[Input data]:
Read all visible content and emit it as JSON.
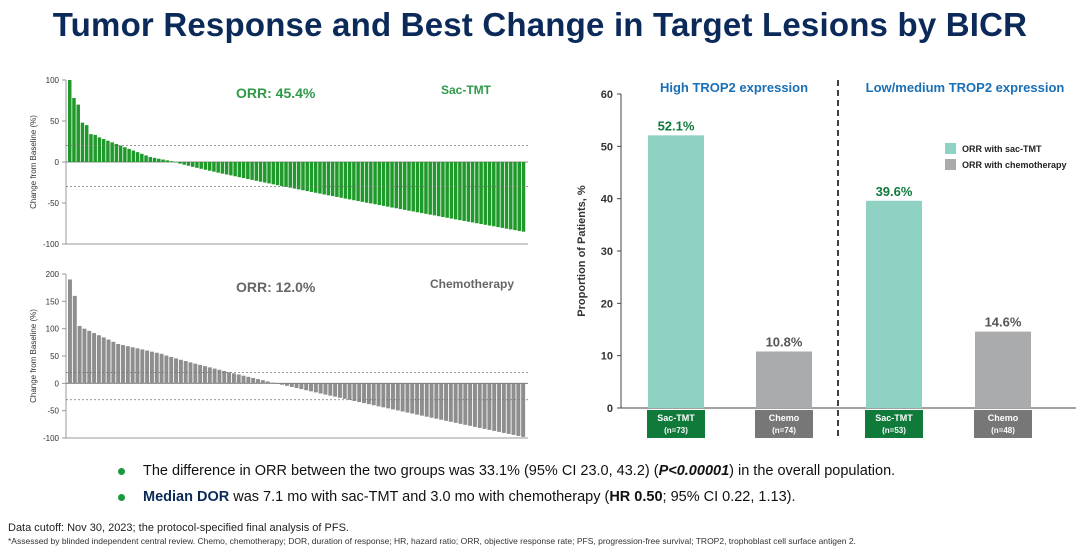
{
  "title": "Tumor Response and Best Change in Target Lesions by BICR",
  "colors": {
    "sac": "#1f9a2a",
    "chemo": "#8e8e8e",
    "teal": "#8fd1c2",
    "gray": "#a9abad",
    "green_label": "#0f7a3a",
    "navy": "#0b2a59",
    "green_text": "#2e9a48",
    "blue_text": "#1a6fb5"
  },
  "bullets": {
    "b1_text": "The difference in ORR between the two groups was 33.1% (95% CI 23.0, 43.2) (",
    "b1_p": "P<0.00001",
    "b1_end": ") in the overall population.",
    "b2_bold": "Median DOR",
    "b2_text": " was 7.1 mo with sac-TMT and 3.0 mo with chemotherapy (",
    "b2_hr": "HR 0.50",
    "b2_end": "; 95% CI 0.22, 1.13)."
  },
  "footnotes": {
    "cutoff": "Data cutoff: Nov 30, 2023; the protocol-specified final analysis of PFS.",
    "abbrev": "*Assessed by blinded independent central review.  Chemo, chemotherapy; DOR, duration of response; HR, hazard ratio; ORR, objective response rate; PFS, progression-free survival; TROP2, trophoblast cell surface antigen 2."
  },
  "chart_data": [
    {
      "type": "bar",
      "name": "waterfall-sac-tmt",
      "orr_label": "ORR: 45.4%",
      "arm_label": "Sac-TMT",
      "ylabel": "Change from Baseline (%)",
      "ylim": [
        -100,
        100
      ],
      "yticks": [
        100,
        50,
        0,
        -50,
        -100
      ],
      "ref_lines": [
        20,
        -30
      ],
      "n_patients": 108,
      "first_values": [
        100,
        78,
        70,
        48,
        45,
        34,
        33,
        30,
        28,
        26,
        24,
        22,
        20,
        18,
        16,
        14,
        12,
        10,
        8,
        6,
        5,
        4,
        3,
        2,
        1
      ],
      "min_value": -85
    },
    {
      "type": "bar",
      "name": "waterfall-chemotherapy",
      "orr_label": "ORR: 12.0%",
      "arm_label": "Chemotherapy",
      "ylabel": "Change from Baseline (%)",
      "ylim": [
        -100,
        200
      ],
      "yticks": [
        200,
        150,
        100,
        50,
        0,
        -50,
        -100
      ],
      "ref_lines": [
        20,
        -30
      ],
      "n_patients": 95,
      "first_values": [
        190,
        160,
        105,
        100,
        96,
        92,
        88,
        84,
        80,
        76,
        72,
        70,
        68,
        66,
        64,
        62,
        60,
        58,
        56,
        54
      ],
      "min_value": -98
    },
    {
      "type": "bar",
      "name": "orr-by-trop2",
      "ylabel": "Proportion of Patients, %",
      "ylim": [
        0,
        60
      ],
      "yticks": [
        0,
        10,
        20,
        30,
        40,
        50,
        60
      ],
      "groups": [
        "High TROP2 expression",
        "Low/medium TROP2 expression"
      ],
      "series": [
        {
          "name": "ORR with sac-TMT",
          "values": [
            52.1,
            39.6
          ],
          "labels": [
            "52.1%",
            "39.6%"
          ],
          "cats": [
            "Sac-TMT\n(n=73)",
            "Sac-TMT\n(n=53)"
          ]
        },
        {
          "name": "ORR with chemotherapy",
          "values": [
            10.8,
            14.6
          ],
          "labels": [
            "10.8%",
            "14.6%"
          ],
          "cats": [
            "Chemo\n(n=74)",
            "Chemo\n(n=48)"
          ]
        }
      ]
    }
  ]
}
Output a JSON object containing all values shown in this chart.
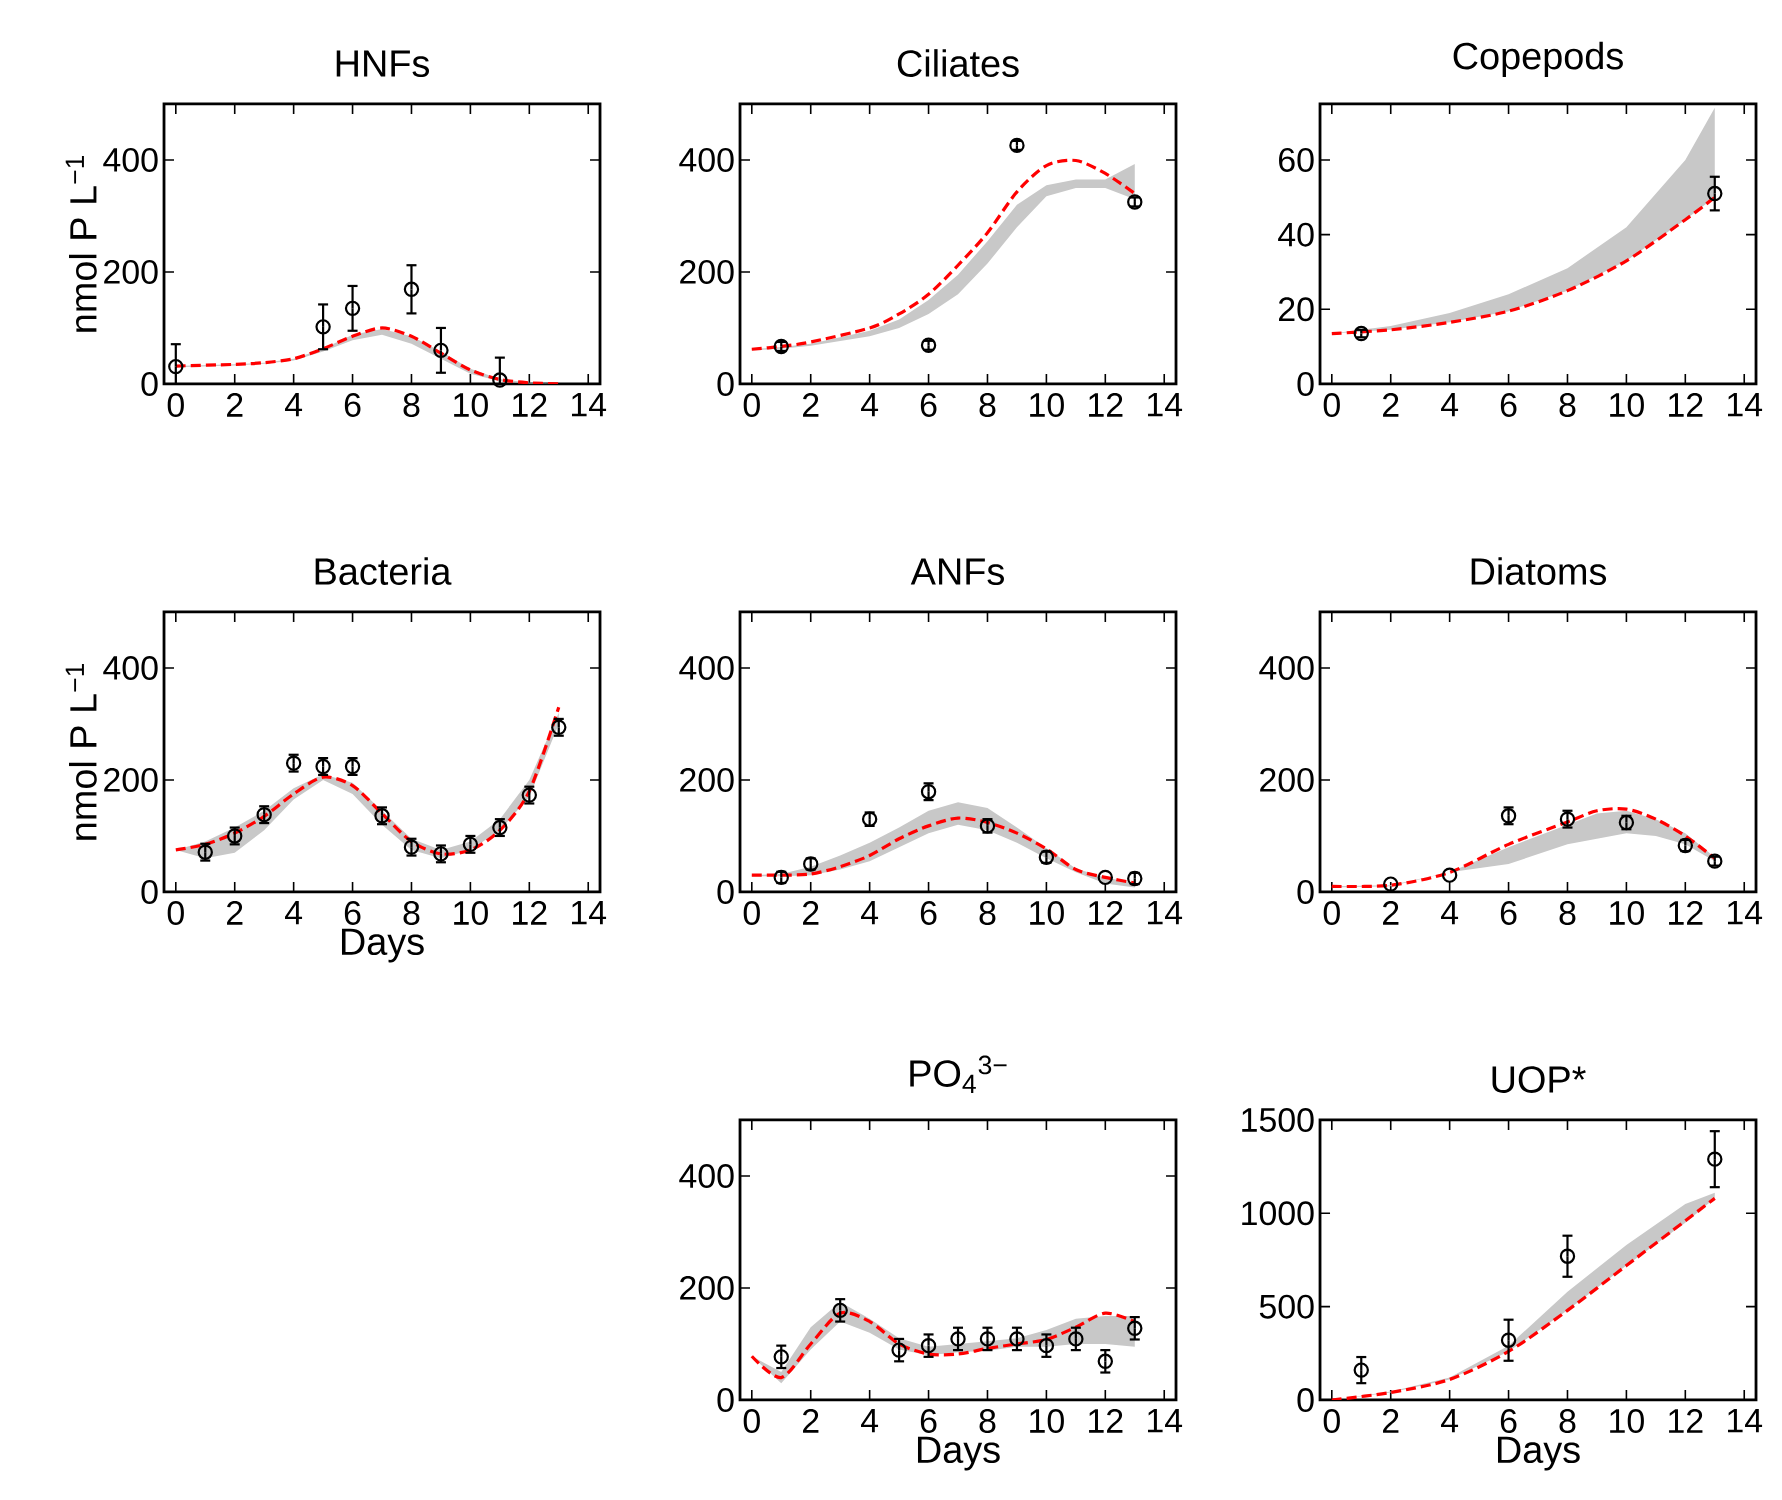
{
  "chart_data": [
    {
      "type": "line",
      "title": "HNFs",
      "ylabel": "nmol P L$^{−1}$",
      "xlim": [
        -0.4,
        14.4
      ],
      "xticks": [
        0,
        2,
        4,
        6,
        8,
        10,
        12,
        14
      ],
      "ylim": [
        0,
        500
      ],
      "yticks": [
        0,
        200,
        400
      ],
      "series": [
        {
          "type": "line",
          "x": [
            0,
            2,
            3,
            4,
            5,
            6,
            7,
            8,
            9,
            10,
            11,
            12,
            13
          ],
          "values": [
            32,
            35,
            38,
            45,
            63,
            85,
            100,
            85,
            55,
            25,
            8,
            2,
            0
          ],
          "lower": [
            30,
            33,
            36,
            42,
            58,
            78,
            88,
            72,
            45,
            18,
            5,
            1,
            0
          ],
          "upper": [
            32,
            35,
            38,
            45,
            63,
            88,
            98,
            85,
            58,
            27,
            9,
            2,
            0
          ],
          "color": "#ff0000",
          "line_style": "dashed",
          "marker": "none"
        },
        {
          "type": "scatter",
          "x": [
            0,
            5,
            6,
            8,
            9,
            11
          ],
          "values": [
            31,
            102,
            135,
            169,
            60,
            7
          ],
          "errors": [
            40,
            40,
            40,
            43,
            40,
            40
          ],
          "color": "#000000",
          "marker": "circle"
        }
      ]
    },
    {
      "type": "line",
      "title": "Ciliates",
      "xlim": [
        -0.4,
        14.4
      ],
      "xticks": [
        0,
        2,
        4,
        6,
        8,
        10,
        12,
        14
      ],
      "ylim": [
        0,
        500
      ],
      "yticks": [
        0,
        200,
        400
      ],
      "series": [
        {
          "type": "line",
          "x": [
            0,
            1,
            2,
            4,
            5,
            6,
            7,
            8,
            9,
            10,
            11,
            12,
            13
          ],
          "values": [
            62,
            67,
            75,
            100,
            125,
            160,
            212,
            270,
            343,
            390,
            399,
            376,
            340
          ],
          "lower": [
            60,
            63,
            68,
            85,
            100,
            125,
            160,
            215,
            280,
            335,
            350,
            350,
            330
          ],
          "upper": [
            62,
            66,
            72,
            95,
            115,
            150,
            195,
            255,
            320,
            355,
            365,
            365,
            393
          ],
          "color": "#ff0000",
          "line_style": "dashed",
          "marker": "none"
        },
        {
          "type": "scatter",
          "x": [
            1,
            6,
            9,
            13
          ],
          "values": [
            67,
            69,
            426,
            325
          ],
          "errors": [
            8,
            8,
            8,
            8
          ],
          "color": "#000000",
          "marker": "circle"
        }
      ]
    },
    {
      "type": "line",
      "title": "Copepods",
      "xlim": [
        -0.4,
        14.4
      ],
      "xticks": [
        0,
        2,
        4,
        6,
        8,
        10,
        12,
        14
      ],
      "ylim": [
        0,
        75
      ],
      "yticks": [
        0,
        20,
        40,
        60
      ],
      "series": [
        {
          "type": "line",
          "x": [
            0,
            2,
            4,
            6,
            8,
            10,
            12,
            13
          ],
          "values": [
            13.5,
            14.5,
            16.5,
            19.5,
            25,
            33,
            44,
            50
          ],
          "lower": [
            13.5,
            14.5,
            16.5,
            19.5,
            25,
            33,
            44,
            50
          ],
          "upper": [
            13.5,
            15.5,
            19,
            24,
            31,
            42,
            60,
            74
          ],
          "color": "#ff0000",
          "line_style": "dashed",
          "marker": "none"
        },
        {
          "type": "scatter",
          "x": [
            1,
            13
          ],
          "values": [
            13.5,
            51
          ],
          "errors": [
            1,
            4.5
          ],
          "color": "#000000",
          "marker": "circle"
        }
      ]
    },
    {
      "type": "line",
      "title": "Bacteria",
      "ylabel": "nmol P L$^{−1}$",
      "xlabel": "Days",
      "xlim": [
        -0.4,
        14.4
      ],
      "xticks": [
        0,
        2,
        4,
        6,
        8,
        10,
        12,
        14
      ],
      "ylim": [
        0,
        500
      ],
      "yticks": [
        0,
        200,
        400
      ],
      "series": [
        {
          "type": "line",
          "x": [
            0,
            1,
            2,
            3,
            4,
            5,
            6,
            7,
            8,
            9,
            10,
            11,
            12,
            13
          ],
          "values": [
            75,
            85,
            105,
            135,
            175,
            205,
            190,
            140,
            90,
            68,
            75,
            110,
            180,
            330
          ],
          "lower": [
            75,
            60,
            70,
            110,
            165,
            200,
            175,
            120,
            75,
            60,
            75,
            110,
            170,
            300
          ],
          "upper": [
            75,
            90,
            115,
            145,
            185,
            210,
            195,
            145,
            95,
            75,
            90,
            130,
            200,
            320
          ],
          "color": "#ff0000",
          "line_style": "dashed",
          "marker": "none"
        },
        {
          "type": "scatter",
          "x": [
            1,
            2,
            3,
            4,
            5,
            6,
            7,
            8,
            9,
            10,
            11,
            12,
            13
          ],
          "values": [
            71,
            100,
            138,
            230,
            224,
            224,
            136,
            80,
            68,
            85,
            115,
            173,
            294
          ],
          "errors": [
            15,
            15,
            15,
            15,
            15,
            15,
            15,
            15,
            15,
            15,
            15,
            15,
            15
          ],
          "color": "#000000",
          "marker": "circle"
        }
      ]
    },
    {
      "type": "line",
      "title": "ANFs",
      "xlim": [
        -0.4,
        14.4
      ],
      "xticks": [
        0,
        2,
        4,
        6,
        8,
        10,
        12,
        14
      ],
      "ylim": [
        0,
        500
      ],
      "yticks": [
        0,
        200,
        400
      ],
      "series": [
        {
          "type": "line",
          "x": [
            0,
            1,
            2,
            3,
            4,
            5,
            6,
            7,
            8,
            9,
            10,
            11,
            12,
            13
          ],
          "values": [
            30,
            30,
            32,
            45,
            65,
            95,
            118,
            132,
            124,
            105,
            77,
            40,
            26,
            16
          ],
          "lower": [
            28,
            28,
            30,
            40,
            55,
            80,
            105,
            120,
            110,
            88,
            60,
            35,
            15,
            8
          ],
          "upper": [
            30,
            32,
            45,
            65,
            88,
            115,
            145,
            160,
            150,
            115,
            78,
            42,
            26,
            16
          ],
          "color": "#ff0000",
          "line_style": "dashed",
          "marker": "none"
        },
        {
          "type": "scatter",
          "x": [
            1,
            2,
            4,
            6,
            8,
            10,
            12,
            13
          ],
          "values": [
            26,
            50,
            130,
            179,
            118,
            62,
            26,
            24
          ],
          "errors": [
            10,
            10,
            12,
            15,
            12,
            10,
            null,
            10
          ],
          "color": "#000000",
          "marker": "circle"
        }
      ]
    },
    {
      "type": "line",
      "title": "Diatoms",
      "xlim": [
        -0.4,
        14.4
      ],
      "xticks": [
        0,
        2,
        4,
        6,
        8,
        10,
        12,
        14
      ],
      "ylim": [
        0,
        500
      ],
      "yticks": [
        0,
        200,
        400
      ],
      "series": [
        {
          "type": "line",
          "x": [
            0,
            2,
            4,
            6,
            8,
            9,
            10,
            11,
            12,
            13
          ],
          "values": [
            10,
            12,
            35,
            85,
            125,
            145,
            148,
            130,
            100,
            60
          ],
          "lower": [
            8,
            10,
            35,
            50,
            85,
            95,
            105,
            100,
            85,
            55
          ],
          "upper": [
            10,
            12,
            35,
            80,
            120,
            140,
            145,
            130,
            105,
            62
          ],
          "color": "#ff0000",
          "line_style": "dashed",
          "marker": "none"
        },
        {
          "type": "scatter",
          "x": [
            2,
            4,
            6,
            8,
            10,
            12,
            13
          ],
          "values": [
            14,
            30,
            136,
            130,
            124,
            83,
            55
          ],
          "errors": [
            null,
            null,
            15,
            15,
            12,
            10,
            8
          ],
          "color": "#000000",
          "marker": "circle"
        }
      ]
    },
    {
      "type": "line",
      "title": "PO$_{4}$$^{3−}$",
      "xlabel": "Days",
      "xlim": [
        -0.4,
        14.4
      ],
      "xticks": [
        0,
        2,
        4,
        6,
        8,
        10,
        12,
        14
      ],
      "ylim": [
        0,
        500
      ],
      "yticks": [
        0,
        200,
        400
      ],
      "series": [
        {
          "type": "line",
          "x": [
            0,
            1,
            2,
            3,
            4,
            5,
            6,
            7,
            8,
            9,
            10,
            11,
            12,
            13
          ],
          "values": [
            78,
            40,
            100,
            155,
            140,
            100,
            82,
            82,
            92,
            100,
            108,
            130,
            155,
            140
          ],
          "lower": [
            78,
            30,
            90,
            140,
            120,
            90,
            80,
            85,
            88,
            95,
            95,
            100,
            100,
            95
          ],
          "upper": [
            78,
            50,
            130,
            175,
            145,
            110,
            95,
            100,
            105,
            110,
            125,
            145,
            150,
            150
          ],
          "color": "#ff0000",
          "line_style": "dashed",
          "marker": "none"
        },
        {
          "type": "scatter",
          "x": [
            1,
            3,
            5,
            6,
            7,
            8,
            9,
            10,
            11,
            12,
            13
          ],
          "values": [
            77,
            160,
            89,
            97,
            109,
            109,
            109,
            97,
            109,
            69,
            128
          ],
          "errors": [
            20,
            20,
            20,
            20,
            20,
            20,
            20,
            20,
            20,
            20,
            20
          ],
          "color": "#000000",
          "marker": "circle"
        }
      ]
    },
    {
      "type": "line",
      "title": "UOP*",
      "xlabel": "Days",
      "xlim": [
        -0.4,
        14.4
      ],
      "xticks": [
        0,
        2,
        4,
        6,
        8,
        10,
        12,
        14
      ],
      "ylim": [
        0,
        1500
      ],
      "yticks": [
        0,
        500,
        1000,
        1500
      ],
      "series": [
        {
          "type": "line",
          "x": [
            0,
            2,
            4,
            6,
            8,
            10,
            12,
            13
          ],
          "values": [
            0,
            40,
            110,
            260,
            480,
            720,
            960,
            1080
          ],
          "lower": [
            0,
            40,
            110,
            260,
            480,
            720,
            950,
            1080
          ],
          "upper": [
            0,
            45,
            120,
            290,
            580,
            830,
            1050,
            1110
          ],
          "color": "#ff0000",
          "line_style": "dashed",
          "marker": "none"
        },
        {
          "type": "scatter",
          "x": [
            1,
            6,
            8,
            13
          ],
          "values": [
            160,
            320,
            770,
            1290
          ],
          "errors": [
            70,
            110,
            110,
            150
          ],
          "color": "#000000",
          "marker": "circle"
        }
      ]
    }
  ]
}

[Assignment]:
Copy out each line of the listing where the string "waterfall" appears.

[Result of this exercise]:
      "name": "waterfall-sac-tmt",
      "name": "waterfall-chemotherapy",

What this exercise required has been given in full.